** BEGIN DATASET EXCERPTS **

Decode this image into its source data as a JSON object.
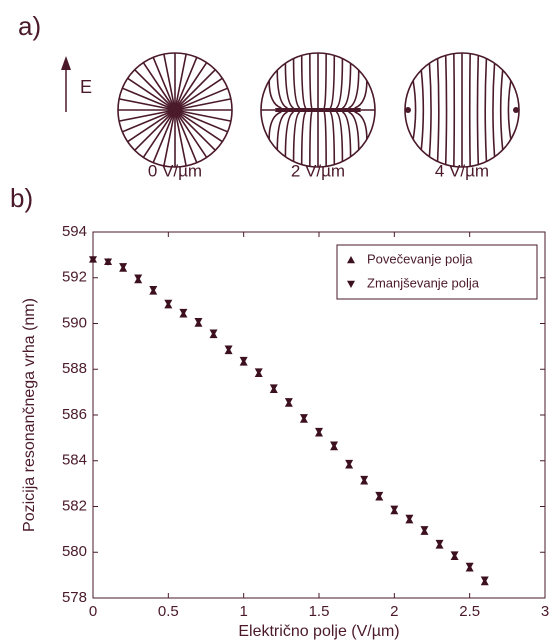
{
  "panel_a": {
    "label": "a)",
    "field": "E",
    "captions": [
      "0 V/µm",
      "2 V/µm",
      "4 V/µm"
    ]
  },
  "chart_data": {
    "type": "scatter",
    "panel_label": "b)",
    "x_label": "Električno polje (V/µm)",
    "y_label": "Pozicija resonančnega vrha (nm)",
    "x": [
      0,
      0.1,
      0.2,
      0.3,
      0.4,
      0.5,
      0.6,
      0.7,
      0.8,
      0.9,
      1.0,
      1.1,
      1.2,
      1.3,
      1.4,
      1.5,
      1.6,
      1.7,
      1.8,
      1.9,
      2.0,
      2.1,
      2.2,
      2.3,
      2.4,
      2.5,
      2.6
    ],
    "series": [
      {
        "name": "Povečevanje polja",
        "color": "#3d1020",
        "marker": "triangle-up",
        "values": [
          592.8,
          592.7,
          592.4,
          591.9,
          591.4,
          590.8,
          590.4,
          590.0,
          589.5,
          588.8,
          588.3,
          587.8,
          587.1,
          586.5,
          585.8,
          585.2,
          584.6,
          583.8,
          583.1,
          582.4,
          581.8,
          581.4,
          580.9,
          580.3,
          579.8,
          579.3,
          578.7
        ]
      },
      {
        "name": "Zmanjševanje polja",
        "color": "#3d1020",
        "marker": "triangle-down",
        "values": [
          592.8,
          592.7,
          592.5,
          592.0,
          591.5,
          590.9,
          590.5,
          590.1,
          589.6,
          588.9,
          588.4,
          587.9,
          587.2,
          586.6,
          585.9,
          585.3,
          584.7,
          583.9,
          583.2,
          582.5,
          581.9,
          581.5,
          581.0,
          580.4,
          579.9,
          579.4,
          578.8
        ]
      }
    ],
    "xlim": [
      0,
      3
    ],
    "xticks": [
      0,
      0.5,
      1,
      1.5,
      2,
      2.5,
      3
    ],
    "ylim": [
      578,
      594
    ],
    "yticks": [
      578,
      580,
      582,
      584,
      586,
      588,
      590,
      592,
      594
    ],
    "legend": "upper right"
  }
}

** END DATASET EXCERPTS **

Go back to the records above and write them out exactly, without the pictures.

Decode this image into its source data as a JSON object.
{
  "panel_a": {
    "label": "a)",
    "field": "E",
    "captions": [
      "0 V/µm",
      "2 V/µm",
      "4 V/µm"
    ]
  },
  "chart_data": {
    "type": "scatter",
    "panel_label": "b)",
    "x_label": "Električno polje (V/µm)",
    "y_label": "Pozicija resonančnega vrha (nm)",
    "x": [
      0,
      0.1,
      0.2,
      0.3,
      0.4,
      0.5,
      0.6,
      0.7,
      0.8,
      0.9,
      1.0,
      1.1,
      1.2,
      1.3,
      1.4,
      1.5,
      1.6,
      1.7,
      1.8,
      1.9,
      2.0,
      2.1,
      2.2,
      2.3,
      2.4,
      2.5,
      2.6
    ],
    "series": [
      {
        "name": "Povečevanje polja",
        "color": "#3d1020",
        "marker": "triangle-up",
        "values": [
          592.8,
          592.7,
          592.4,
          591.9,
          591.4,
          590.8,
          590.4,
          590.0,
          589.5,
          588.8,
          588.3,
          587.8,
          587.1,
          586.5,
          585.8,
          585.2,
          584.6,
          583.8,
          583.1,
          582.4,
          581.8,
          581.4,
          580.9,
          580.3,
          579.8,
          579.3,
          578.7
        ]
      },
      {
        "name": "Zmanjševanje polja",
        "color": "#3d1020",
        "marker": "triangle-down",
        "values": [
          592.8,
          592.7,
          592.5,
          592.0,
          591.5,
          590.9,
          590.5,
          590.1,
          589.6,
          588.9,
          588.4,
          587.9,
          587.2,
          586.6,
          585.9,
          585.3,
          584.7,
          583.9,
          583.2,
          582.5,
          581.9,
          581.5,
          581.0,
          580.4,
          579.9,
          579.4,
          578.8
        ]
      }
    ],
    "xlim": [
      0,
      3
    ],
    "xticks": [
      0,
      0.5,
      1,
      1.5,
      2,
      2.5,
      3
    ],
    "ylim": [
      578,
      594
    ],
    "yticks": [
      578,
      580,
      582,
      584,
      586,
      588,
      590,
      592,
      594
    ],
    "legend": "upper right"
  }
}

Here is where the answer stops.